**TASK DIRECTIONS**
Copy down every line where the string "JSON" shows up.

**EXTRACTED MATERIAL**

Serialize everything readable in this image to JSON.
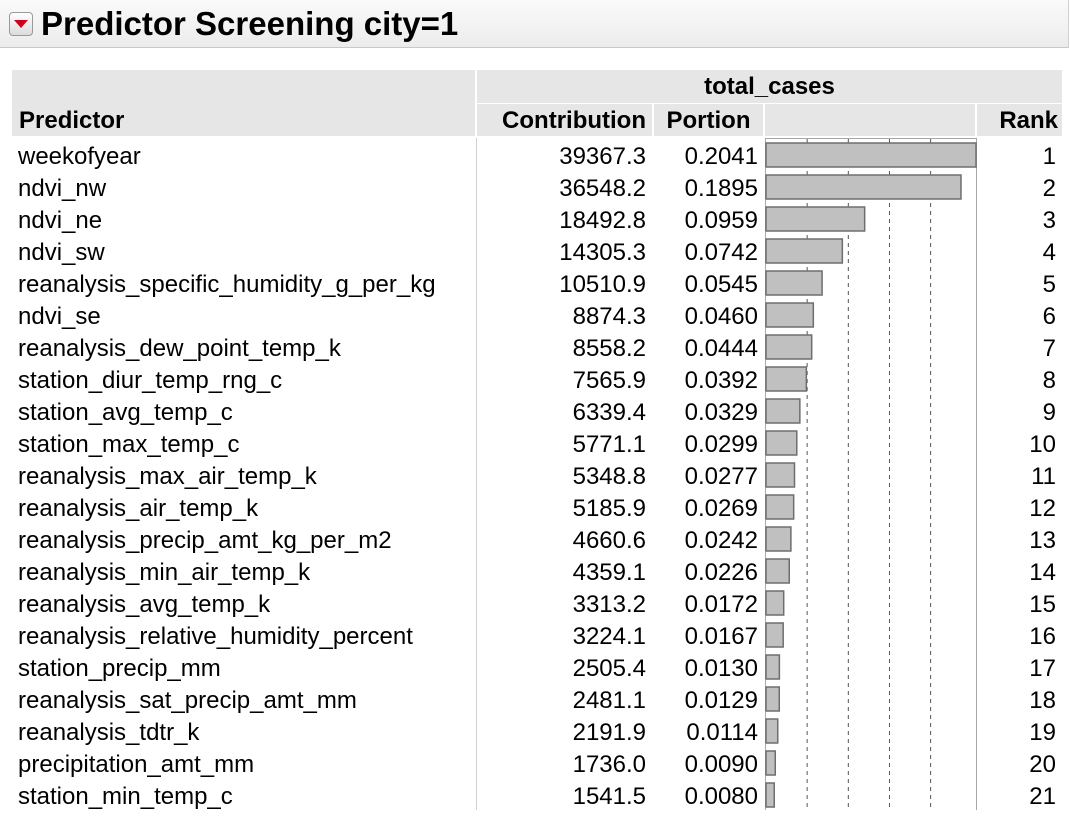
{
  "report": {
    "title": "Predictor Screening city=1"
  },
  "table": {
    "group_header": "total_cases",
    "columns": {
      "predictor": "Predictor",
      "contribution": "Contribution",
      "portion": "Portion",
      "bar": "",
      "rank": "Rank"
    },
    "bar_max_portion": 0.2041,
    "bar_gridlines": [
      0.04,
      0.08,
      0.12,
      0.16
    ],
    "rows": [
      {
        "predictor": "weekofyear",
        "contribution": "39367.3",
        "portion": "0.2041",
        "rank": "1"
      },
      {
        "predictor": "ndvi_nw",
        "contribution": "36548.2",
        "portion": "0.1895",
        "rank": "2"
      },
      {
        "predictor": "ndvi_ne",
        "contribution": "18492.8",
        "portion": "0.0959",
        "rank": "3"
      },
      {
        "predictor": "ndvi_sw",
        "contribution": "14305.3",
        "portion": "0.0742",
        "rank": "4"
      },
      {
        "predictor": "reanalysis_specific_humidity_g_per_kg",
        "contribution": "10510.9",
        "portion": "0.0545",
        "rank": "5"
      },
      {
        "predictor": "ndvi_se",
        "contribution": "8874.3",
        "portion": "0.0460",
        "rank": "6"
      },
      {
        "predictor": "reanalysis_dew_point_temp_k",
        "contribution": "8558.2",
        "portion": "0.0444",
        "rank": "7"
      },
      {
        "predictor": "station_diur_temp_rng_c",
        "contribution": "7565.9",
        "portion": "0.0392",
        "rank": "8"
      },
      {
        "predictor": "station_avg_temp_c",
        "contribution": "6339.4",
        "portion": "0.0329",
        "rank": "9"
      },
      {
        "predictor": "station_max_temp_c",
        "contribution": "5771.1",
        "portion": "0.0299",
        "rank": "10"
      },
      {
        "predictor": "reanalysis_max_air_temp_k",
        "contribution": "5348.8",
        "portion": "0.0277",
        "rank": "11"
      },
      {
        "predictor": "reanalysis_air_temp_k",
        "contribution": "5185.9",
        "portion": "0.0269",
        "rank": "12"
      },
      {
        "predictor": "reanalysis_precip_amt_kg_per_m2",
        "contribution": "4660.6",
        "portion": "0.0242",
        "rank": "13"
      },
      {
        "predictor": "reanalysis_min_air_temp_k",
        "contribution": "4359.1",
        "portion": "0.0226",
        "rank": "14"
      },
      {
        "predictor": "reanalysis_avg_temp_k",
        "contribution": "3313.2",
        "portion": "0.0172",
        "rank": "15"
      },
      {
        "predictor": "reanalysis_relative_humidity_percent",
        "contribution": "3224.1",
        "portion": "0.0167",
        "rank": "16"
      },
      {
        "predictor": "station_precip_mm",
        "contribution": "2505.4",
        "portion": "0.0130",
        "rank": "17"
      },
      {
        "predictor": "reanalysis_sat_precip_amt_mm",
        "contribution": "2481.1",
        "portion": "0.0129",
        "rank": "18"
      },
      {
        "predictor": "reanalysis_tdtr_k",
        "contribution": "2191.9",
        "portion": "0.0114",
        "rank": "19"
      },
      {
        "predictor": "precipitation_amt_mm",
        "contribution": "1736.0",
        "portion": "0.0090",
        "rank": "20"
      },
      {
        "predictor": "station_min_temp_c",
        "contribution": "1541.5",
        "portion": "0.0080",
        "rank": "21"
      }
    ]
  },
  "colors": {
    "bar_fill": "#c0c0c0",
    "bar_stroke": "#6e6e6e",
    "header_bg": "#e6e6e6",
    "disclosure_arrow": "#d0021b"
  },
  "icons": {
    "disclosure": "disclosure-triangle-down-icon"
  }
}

...

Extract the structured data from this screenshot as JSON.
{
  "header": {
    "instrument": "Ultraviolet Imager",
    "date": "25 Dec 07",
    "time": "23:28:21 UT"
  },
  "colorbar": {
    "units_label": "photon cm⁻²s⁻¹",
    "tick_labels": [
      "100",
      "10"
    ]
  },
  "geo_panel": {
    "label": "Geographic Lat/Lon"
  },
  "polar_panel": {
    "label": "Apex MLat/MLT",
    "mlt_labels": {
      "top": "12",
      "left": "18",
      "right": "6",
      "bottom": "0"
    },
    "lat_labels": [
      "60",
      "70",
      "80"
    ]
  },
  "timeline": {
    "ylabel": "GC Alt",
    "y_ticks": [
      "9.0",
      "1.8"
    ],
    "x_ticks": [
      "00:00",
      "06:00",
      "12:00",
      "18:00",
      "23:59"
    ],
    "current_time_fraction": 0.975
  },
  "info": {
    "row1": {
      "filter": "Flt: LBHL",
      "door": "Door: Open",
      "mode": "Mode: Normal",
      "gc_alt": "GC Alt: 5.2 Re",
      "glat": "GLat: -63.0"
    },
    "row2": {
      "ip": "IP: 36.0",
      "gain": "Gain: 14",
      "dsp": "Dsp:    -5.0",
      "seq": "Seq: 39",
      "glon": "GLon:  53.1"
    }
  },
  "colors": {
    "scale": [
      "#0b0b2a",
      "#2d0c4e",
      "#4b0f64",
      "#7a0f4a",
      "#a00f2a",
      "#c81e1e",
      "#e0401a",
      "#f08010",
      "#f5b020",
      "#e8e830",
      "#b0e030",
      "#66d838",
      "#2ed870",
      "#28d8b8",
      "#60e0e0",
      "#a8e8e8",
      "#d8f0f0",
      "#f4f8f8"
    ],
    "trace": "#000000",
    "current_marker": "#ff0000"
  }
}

**RESPONSE BELOW**
Serialize everything readable in this image to JSON.
Extract the structured data from this screenshot as JSON.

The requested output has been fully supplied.